======== RECORDS SHOWN ========
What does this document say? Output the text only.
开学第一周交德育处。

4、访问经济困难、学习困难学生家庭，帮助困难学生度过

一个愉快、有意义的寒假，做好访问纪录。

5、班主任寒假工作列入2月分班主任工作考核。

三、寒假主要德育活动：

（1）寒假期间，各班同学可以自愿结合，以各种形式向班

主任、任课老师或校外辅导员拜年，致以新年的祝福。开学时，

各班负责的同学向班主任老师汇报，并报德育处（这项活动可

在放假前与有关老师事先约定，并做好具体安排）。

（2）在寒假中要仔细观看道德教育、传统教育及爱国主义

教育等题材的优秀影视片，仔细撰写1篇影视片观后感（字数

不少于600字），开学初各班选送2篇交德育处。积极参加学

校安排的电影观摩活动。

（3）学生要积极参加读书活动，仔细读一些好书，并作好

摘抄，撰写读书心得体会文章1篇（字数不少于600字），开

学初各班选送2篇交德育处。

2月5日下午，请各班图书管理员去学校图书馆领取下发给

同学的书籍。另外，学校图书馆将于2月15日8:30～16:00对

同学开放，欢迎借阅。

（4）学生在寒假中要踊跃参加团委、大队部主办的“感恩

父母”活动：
========
======== RECORDS SHOWN ========
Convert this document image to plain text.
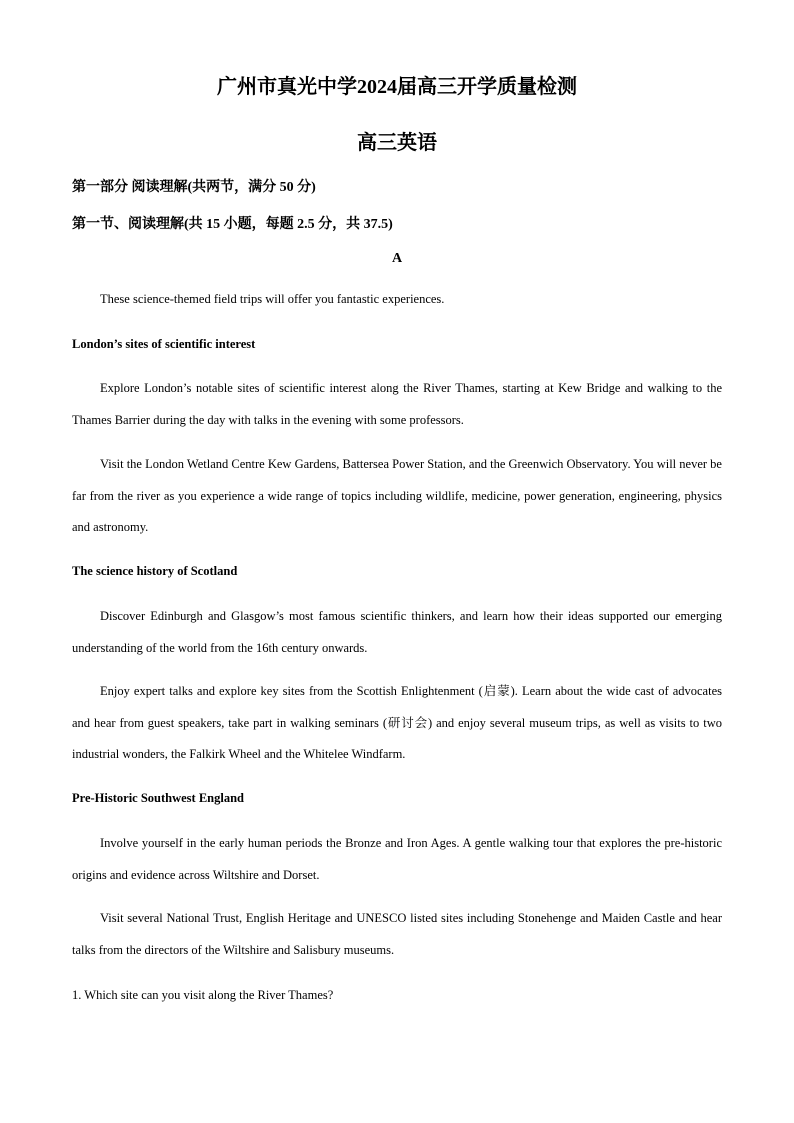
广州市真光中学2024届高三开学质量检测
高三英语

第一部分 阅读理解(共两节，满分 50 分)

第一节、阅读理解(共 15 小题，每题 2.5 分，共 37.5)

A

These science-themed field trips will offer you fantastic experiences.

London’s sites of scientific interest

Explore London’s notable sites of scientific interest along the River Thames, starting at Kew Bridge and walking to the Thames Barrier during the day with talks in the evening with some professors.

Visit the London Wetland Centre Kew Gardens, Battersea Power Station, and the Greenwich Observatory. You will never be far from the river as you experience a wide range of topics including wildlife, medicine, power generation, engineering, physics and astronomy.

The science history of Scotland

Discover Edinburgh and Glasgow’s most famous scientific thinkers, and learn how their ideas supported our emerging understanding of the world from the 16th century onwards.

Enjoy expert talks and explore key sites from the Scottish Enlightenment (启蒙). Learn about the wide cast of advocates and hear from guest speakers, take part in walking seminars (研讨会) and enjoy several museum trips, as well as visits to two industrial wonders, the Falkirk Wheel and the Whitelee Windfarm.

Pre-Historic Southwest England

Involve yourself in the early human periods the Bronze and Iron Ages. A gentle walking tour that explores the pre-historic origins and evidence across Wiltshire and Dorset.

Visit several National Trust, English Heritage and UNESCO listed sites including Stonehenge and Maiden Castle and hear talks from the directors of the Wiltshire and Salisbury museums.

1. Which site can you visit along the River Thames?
========
_PROBLEM REQUIREMENTS_
From the entries, copy out each line containing the word "science".

_SOLVED PROBLEM_
These science-themed field trips will offer you fantastic experiences.
The science history of Scotland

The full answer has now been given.